→ **Directions**: Please copy every line of the records below that holds the word "name".

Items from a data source
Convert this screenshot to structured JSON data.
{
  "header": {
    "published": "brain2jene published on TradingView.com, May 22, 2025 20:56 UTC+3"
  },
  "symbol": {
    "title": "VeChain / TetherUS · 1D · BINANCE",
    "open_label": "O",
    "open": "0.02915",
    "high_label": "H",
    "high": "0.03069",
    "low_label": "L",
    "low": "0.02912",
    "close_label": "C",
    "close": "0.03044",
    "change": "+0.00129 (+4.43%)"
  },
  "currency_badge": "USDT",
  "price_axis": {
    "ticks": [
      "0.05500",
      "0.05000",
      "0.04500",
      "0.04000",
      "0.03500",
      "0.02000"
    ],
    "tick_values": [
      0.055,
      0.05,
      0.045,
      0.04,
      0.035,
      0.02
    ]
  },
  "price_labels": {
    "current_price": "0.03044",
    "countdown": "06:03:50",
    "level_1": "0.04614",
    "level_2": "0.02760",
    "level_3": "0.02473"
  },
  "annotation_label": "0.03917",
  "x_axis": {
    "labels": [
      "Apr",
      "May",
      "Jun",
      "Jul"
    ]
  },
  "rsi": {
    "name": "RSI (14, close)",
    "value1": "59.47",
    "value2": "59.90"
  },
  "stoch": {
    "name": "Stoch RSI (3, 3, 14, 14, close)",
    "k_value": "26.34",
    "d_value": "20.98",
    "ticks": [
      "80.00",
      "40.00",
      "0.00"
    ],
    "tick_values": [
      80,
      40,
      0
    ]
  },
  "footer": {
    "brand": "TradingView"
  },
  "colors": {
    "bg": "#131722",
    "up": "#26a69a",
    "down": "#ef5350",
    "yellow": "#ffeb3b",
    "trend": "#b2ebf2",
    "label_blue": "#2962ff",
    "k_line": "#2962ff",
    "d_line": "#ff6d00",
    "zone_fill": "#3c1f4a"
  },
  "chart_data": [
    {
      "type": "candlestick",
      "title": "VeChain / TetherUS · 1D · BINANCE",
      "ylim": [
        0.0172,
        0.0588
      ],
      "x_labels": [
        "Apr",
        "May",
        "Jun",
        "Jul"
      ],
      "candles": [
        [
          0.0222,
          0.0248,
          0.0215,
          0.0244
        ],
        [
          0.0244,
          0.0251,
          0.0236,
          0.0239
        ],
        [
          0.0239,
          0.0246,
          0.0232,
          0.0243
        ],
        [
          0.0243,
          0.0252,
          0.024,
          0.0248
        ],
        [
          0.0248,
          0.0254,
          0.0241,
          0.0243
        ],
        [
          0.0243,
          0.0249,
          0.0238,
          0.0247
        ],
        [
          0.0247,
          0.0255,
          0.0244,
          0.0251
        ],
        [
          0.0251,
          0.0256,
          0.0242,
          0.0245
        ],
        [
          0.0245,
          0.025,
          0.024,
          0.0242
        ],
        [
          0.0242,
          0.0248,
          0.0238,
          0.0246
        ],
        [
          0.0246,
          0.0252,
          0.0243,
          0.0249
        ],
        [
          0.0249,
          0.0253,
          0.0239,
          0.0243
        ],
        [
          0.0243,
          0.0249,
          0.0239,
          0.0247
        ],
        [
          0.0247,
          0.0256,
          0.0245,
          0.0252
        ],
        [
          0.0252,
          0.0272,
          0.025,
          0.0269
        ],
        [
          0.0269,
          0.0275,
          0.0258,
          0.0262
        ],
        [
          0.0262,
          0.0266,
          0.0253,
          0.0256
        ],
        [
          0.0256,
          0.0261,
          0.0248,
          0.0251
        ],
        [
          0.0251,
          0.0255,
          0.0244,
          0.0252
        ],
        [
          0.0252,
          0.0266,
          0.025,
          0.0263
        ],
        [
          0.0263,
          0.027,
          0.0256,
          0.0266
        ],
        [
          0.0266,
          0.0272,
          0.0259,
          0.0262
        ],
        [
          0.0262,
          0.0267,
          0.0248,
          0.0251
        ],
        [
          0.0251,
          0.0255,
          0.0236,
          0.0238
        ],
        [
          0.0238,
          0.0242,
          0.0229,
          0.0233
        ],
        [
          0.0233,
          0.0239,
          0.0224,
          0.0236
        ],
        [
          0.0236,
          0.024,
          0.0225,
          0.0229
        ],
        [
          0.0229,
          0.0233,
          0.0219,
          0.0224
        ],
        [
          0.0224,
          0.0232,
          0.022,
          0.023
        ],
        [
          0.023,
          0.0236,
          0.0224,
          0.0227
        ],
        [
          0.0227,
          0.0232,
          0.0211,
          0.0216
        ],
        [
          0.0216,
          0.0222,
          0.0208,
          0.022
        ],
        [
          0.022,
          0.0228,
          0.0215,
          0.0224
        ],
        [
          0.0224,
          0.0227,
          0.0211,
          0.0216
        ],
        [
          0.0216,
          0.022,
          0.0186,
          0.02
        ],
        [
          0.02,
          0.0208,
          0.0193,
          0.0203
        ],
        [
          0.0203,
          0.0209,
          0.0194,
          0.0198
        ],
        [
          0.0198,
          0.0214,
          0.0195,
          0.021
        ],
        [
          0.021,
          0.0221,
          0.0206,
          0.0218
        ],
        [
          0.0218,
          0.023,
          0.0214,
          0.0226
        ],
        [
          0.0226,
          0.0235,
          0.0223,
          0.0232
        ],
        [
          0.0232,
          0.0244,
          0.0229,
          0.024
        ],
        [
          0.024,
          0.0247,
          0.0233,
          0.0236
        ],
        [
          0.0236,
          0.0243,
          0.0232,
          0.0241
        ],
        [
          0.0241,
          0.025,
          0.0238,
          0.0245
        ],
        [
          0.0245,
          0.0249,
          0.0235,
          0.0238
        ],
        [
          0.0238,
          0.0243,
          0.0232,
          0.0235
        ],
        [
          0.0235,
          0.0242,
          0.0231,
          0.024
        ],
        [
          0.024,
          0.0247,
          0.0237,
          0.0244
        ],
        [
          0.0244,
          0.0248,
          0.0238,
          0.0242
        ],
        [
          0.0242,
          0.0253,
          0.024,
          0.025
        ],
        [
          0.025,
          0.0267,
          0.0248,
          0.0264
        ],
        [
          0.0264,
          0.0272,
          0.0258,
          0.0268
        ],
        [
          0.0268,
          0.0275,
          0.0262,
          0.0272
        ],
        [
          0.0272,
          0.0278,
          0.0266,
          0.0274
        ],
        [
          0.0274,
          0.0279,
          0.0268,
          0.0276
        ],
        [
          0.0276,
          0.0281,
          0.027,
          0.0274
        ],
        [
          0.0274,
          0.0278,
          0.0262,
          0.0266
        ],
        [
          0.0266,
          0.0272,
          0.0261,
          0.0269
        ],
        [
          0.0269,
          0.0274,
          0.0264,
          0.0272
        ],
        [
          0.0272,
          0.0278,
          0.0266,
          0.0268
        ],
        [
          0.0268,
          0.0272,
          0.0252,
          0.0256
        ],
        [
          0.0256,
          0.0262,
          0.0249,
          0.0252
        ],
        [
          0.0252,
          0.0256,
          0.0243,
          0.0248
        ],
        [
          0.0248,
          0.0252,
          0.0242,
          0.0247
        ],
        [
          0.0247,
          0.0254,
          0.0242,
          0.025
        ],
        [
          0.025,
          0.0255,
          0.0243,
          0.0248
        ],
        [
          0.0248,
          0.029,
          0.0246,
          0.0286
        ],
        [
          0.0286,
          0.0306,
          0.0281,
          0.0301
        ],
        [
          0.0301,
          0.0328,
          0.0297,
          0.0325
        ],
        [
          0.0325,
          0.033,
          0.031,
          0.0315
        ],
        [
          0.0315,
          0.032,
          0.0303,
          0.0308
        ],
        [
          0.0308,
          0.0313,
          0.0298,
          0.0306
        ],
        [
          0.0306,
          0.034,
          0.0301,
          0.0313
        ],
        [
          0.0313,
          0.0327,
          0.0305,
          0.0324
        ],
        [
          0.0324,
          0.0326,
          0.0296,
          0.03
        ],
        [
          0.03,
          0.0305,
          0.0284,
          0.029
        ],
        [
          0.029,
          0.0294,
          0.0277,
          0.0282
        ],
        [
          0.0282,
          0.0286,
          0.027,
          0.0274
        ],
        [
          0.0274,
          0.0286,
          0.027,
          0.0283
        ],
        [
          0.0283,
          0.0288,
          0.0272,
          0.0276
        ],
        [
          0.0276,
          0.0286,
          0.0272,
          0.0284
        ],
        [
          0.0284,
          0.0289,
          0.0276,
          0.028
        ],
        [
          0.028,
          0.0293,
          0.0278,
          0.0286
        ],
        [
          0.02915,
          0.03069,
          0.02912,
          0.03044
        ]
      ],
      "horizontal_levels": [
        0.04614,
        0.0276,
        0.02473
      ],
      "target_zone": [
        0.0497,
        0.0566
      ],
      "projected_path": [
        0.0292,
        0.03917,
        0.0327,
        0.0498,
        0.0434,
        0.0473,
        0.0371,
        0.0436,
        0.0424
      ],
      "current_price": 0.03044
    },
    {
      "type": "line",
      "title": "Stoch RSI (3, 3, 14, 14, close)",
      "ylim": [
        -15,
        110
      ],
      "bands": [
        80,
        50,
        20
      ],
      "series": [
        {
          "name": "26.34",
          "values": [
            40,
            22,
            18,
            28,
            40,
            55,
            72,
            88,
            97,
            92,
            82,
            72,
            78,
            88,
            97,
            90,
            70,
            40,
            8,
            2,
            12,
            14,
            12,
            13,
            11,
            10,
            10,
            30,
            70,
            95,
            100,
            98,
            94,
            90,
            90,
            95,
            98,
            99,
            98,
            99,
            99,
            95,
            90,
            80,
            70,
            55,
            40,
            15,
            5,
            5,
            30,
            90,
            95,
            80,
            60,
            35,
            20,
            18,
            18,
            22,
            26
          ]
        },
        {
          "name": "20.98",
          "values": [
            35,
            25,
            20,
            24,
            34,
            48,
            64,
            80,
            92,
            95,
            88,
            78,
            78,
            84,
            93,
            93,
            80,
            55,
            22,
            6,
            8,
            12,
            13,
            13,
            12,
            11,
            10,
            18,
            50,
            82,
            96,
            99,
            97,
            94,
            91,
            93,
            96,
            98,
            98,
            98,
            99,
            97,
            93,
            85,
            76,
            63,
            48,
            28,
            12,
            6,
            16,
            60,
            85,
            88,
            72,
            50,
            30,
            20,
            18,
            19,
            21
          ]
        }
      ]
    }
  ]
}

→ **Answer to the exercise**:
    "name": "RSI (14, close)",
    "name": "Stoch RSI (3, 3, 14, 14, close)",
          "name": "26.34",
          "name": "20.98",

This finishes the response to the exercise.